* **TASK TO COMPLETE**
Return the material exactly as supplied, apart from the pictures, which are omitted.

Figure content listings:
________

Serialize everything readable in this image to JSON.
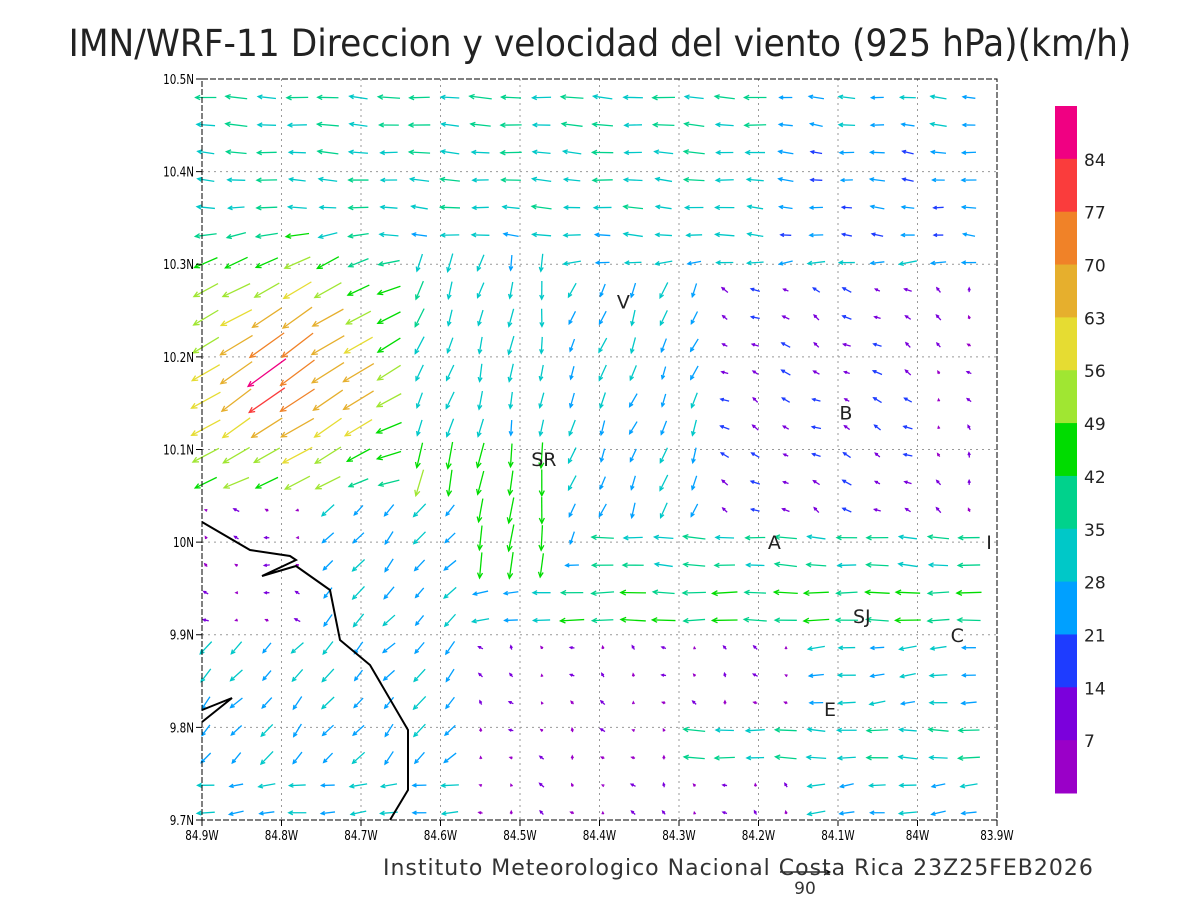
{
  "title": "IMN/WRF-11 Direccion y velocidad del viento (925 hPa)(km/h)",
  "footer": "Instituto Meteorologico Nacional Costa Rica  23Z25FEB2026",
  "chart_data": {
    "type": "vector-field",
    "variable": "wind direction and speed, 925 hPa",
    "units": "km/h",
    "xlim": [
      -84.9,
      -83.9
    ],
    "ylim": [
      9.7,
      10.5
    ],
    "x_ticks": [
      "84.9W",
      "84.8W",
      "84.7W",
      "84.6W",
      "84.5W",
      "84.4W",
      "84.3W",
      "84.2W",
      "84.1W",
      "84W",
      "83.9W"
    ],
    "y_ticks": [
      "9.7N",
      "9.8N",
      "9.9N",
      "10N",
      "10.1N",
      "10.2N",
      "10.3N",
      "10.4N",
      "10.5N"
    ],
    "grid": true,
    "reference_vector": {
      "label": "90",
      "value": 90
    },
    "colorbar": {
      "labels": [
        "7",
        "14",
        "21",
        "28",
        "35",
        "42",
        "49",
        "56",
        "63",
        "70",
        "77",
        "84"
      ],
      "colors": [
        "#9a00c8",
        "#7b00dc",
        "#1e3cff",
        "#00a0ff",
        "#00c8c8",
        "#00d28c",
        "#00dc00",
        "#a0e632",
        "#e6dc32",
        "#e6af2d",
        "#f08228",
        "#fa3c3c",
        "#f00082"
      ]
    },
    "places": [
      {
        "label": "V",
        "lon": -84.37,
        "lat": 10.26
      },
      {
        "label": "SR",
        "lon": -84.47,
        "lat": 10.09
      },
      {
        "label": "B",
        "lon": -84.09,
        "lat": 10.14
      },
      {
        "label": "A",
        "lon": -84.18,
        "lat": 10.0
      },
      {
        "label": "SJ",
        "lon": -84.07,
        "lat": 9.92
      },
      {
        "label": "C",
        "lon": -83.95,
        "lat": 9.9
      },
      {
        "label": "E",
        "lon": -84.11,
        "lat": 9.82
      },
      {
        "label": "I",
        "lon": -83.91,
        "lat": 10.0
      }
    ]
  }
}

________

* **SOLUTION BELOW**
Serialize everything readable in this image to JSON.
{
  "title": "IMN/WRF-11 Direccion y velocidad del viento (925 hPa)(km/h)",
  "footer": "Instituto Meteorologico Nacional Costa Rica  23Z25FEB2026",
  "chart_data": {
    "type": "vector-field",
    "variable": "wind direction and speed, 925 hPa",
    "units": "km/h",
    "xlim": [
      -84.9,
      -83.9
    ],
    "ylim": [
      9.7,
      10.5
    ],
    "x_ticks": [
      "84.9W",
      "84.8W",
      "84.7W",
      "84.6W",
      "84.5W",
      "84.4W",
      "84.3W",
      "84.2W",
      "84.1W",
      "84W",
      "83.9W"
    ],
    "y_ticks": [
      "9.7N",
      "9.8N",
      "9.9N",
      "10N",
      "10.1N",
      "10.2N",
      "10.3N",
      "10.4N",
      "10.5N"
    ],
    "grid": true,
    "reference_vector": {
      "label": "90",
      "value": 90
    },
    "colorbar": {
      "labels": [
        "7",
        "14",
        "21",
        "28",
        "35",
        "42",
        "49",
        "56",
        "63",
        "70",
        "77",
        "84"
      ],
      "colors": [
        "#9a00c8",
        "#7b00dc",
        "#1e3cff",
        "#00a0ff",
        "#00c8c8",
        "#00d28c",
        "#00dc00",
        "#a0e632",
        "#e6dc32",
        "#e6af2d",
        "#f08228",
        "#fa3c3c",
        "#f00082"
      ]
    },
    "places": [
      {
        "label": "V",
        "lon": -84.37,
        "lat": 10.26
      },
      {
        "label": "SR",
        "lon": -84.47,
        "lat": 10.09
      },
      {
        "label": "B",
        "lon": -84.09,
        "lat": 10.14
      },
      {
        "label": "A",
        "lon": -84.18,
        "lat": 10.0
      },
      {
        "label": "SJ",
        "lon": -84.07,
        "lat": 9.92
      },
      {
        "label": "C",
        "lon": -83.95,
        "lat": 9.9
      },
      {
        "label": "E",
        "lon": -84.11,
        "lat": 9.82
      },
      {
        "label": "I",
        "lon": -83.91,
        "lat": 10.0
      }
    ]
  }
}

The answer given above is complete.